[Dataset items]

┌──

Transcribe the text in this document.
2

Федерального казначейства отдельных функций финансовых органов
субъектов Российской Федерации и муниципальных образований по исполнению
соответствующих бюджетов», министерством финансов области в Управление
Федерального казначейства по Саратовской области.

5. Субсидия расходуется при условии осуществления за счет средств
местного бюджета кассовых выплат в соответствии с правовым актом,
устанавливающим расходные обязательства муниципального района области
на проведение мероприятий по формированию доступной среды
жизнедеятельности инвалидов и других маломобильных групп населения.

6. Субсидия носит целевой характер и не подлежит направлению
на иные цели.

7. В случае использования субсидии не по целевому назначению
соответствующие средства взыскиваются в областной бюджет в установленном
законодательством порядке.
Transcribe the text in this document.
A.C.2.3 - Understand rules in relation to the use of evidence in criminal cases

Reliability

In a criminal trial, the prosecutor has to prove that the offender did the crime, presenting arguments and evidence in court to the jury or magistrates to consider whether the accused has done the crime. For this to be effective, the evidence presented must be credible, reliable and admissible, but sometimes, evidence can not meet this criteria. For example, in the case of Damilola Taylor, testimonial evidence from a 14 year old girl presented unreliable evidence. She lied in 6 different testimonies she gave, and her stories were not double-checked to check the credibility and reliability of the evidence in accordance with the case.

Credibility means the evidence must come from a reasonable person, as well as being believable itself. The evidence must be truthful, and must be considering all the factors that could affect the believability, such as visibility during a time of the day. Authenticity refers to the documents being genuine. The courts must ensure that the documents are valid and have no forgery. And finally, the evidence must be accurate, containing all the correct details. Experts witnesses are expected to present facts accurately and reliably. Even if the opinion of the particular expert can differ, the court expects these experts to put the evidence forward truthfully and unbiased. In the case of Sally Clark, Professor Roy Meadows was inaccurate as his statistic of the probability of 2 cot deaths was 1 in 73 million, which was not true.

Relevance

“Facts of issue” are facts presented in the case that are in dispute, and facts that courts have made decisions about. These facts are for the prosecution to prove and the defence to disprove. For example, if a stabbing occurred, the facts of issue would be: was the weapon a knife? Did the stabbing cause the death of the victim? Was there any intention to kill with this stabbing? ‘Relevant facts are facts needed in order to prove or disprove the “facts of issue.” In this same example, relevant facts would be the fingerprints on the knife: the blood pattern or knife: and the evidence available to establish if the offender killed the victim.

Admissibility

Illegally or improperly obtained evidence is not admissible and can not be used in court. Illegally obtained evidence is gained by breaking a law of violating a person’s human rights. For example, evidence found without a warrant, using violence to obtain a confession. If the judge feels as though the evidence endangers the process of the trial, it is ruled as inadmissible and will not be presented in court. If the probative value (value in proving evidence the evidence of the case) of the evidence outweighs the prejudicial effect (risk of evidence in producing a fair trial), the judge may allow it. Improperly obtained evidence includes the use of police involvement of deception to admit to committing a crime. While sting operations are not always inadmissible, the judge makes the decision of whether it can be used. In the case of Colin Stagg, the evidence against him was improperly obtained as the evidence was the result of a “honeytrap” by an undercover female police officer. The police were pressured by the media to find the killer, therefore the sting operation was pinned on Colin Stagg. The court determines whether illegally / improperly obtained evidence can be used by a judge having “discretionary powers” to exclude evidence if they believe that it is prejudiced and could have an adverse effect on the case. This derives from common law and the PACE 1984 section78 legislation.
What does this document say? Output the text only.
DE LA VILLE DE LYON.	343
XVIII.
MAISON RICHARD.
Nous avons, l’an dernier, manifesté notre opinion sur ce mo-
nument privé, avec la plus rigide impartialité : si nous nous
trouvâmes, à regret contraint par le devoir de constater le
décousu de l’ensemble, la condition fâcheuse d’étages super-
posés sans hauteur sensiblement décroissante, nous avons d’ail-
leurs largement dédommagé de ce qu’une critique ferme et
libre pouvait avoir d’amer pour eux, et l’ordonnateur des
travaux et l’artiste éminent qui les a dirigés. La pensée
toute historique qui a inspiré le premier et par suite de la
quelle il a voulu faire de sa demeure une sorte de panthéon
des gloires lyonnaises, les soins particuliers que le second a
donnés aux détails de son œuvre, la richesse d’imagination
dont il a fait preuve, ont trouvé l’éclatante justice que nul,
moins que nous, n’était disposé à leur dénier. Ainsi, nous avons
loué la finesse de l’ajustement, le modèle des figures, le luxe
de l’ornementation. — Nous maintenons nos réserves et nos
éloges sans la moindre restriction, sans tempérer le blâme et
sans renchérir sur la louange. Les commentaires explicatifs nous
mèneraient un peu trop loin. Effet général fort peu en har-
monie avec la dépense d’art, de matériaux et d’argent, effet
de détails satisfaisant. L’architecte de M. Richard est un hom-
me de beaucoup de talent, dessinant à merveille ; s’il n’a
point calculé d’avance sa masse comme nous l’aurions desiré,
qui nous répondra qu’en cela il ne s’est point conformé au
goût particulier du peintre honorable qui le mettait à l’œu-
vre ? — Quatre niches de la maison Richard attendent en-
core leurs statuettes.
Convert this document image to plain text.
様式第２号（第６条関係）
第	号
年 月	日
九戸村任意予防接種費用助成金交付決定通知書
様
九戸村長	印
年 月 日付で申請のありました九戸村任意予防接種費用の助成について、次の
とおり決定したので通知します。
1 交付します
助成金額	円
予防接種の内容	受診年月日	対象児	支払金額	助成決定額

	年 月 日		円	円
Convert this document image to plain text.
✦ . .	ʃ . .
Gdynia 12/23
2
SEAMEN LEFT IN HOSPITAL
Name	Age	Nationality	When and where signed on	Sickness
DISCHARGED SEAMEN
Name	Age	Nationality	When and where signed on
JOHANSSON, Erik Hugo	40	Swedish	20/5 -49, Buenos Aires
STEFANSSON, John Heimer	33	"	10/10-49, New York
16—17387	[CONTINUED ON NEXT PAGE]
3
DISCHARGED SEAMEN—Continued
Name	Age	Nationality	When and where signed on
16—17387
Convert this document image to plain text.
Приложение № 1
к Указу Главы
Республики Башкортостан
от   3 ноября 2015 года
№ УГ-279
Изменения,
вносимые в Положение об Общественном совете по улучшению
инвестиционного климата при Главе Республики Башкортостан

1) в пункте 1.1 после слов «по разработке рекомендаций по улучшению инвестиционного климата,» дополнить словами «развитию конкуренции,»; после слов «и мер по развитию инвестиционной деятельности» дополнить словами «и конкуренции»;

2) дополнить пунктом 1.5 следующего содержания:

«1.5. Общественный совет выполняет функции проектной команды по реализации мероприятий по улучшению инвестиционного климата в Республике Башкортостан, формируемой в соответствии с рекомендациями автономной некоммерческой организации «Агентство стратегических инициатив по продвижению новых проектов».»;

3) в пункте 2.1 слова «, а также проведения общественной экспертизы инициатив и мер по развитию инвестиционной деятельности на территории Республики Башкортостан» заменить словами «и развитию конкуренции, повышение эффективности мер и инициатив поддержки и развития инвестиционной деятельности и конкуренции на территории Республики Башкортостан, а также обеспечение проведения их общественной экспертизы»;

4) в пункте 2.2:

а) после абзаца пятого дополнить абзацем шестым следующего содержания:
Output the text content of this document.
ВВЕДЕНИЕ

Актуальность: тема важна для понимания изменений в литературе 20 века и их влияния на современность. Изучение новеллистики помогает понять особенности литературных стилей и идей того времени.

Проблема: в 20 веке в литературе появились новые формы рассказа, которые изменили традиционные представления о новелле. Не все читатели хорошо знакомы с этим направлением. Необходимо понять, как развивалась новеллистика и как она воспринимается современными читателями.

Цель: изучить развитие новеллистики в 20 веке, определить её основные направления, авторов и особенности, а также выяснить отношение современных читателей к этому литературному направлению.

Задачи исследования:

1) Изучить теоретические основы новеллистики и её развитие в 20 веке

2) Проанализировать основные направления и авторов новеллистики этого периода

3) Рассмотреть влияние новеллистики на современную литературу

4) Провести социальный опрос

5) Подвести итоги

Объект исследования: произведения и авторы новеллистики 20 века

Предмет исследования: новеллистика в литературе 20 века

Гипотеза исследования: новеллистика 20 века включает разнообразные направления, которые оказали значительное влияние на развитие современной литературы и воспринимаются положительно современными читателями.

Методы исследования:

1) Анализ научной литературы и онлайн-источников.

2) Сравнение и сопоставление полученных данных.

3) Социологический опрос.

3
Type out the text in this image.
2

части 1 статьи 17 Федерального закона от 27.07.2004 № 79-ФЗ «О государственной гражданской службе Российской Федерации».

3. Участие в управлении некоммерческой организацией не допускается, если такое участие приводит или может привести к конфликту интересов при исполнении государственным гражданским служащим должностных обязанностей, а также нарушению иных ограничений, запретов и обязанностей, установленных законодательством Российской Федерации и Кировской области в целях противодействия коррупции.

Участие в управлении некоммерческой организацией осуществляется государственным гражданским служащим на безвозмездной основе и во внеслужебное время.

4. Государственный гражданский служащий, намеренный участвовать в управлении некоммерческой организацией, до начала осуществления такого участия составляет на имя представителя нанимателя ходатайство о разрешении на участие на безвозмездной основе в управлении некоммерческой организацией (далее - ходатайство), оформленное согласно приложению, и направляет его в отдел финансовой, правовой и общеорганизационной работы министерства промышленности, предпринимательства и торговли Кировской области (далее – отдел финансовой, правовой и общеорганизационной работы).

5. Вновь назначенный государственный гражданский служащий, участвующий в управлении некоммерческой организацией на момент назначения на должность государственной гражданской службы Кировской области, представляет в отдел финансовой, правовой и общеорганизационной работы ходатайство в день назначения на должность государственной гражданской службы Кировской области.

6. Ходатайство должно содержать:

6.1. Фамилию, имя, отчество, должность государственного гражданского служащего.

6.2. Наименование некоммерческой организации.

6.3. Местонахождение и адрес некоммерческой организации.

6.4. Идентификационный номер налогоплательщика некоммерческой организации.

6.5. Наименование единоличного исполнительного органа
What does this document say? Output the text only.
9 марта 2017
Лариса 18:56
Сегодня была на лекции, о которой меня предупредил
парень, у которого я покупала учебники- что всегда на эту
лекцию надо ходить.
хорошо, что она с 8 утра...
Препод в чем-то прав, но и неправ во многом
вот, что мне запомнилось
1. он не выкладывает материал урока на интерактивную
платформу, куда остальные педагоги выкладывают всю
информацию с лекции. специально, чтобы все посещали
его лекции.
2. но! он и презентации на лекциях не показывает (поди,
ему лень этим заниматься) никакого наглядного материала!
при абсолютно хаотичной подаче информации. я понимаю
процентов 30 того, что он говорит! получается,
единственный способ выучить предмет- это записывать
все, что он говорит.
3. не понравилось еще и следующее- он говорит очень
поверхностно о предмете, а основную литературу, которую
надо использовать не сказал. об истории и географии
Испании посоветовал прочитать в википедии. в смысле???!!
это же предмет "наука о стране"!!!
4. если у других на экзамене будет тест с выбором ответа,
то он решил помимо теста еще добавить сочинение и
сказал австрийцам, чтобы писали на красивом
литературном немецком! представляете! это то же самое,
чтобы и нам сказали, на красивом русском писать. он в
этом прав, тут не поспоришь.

└──

Direction -
Only lines with the word "этим" are wanted, so copy each one from the records.

The reply -
Проблема: в 20 веке в литературе появились новые формы рассказа, которые изменили традиционные представления о новелле. Не все читатели хорошо знакомы с этим направлением. Необходимо понять, как развивалась новеллистика и как она воспринимается современными читателями.
ему лень этим заниматься) никакого наглядного материала!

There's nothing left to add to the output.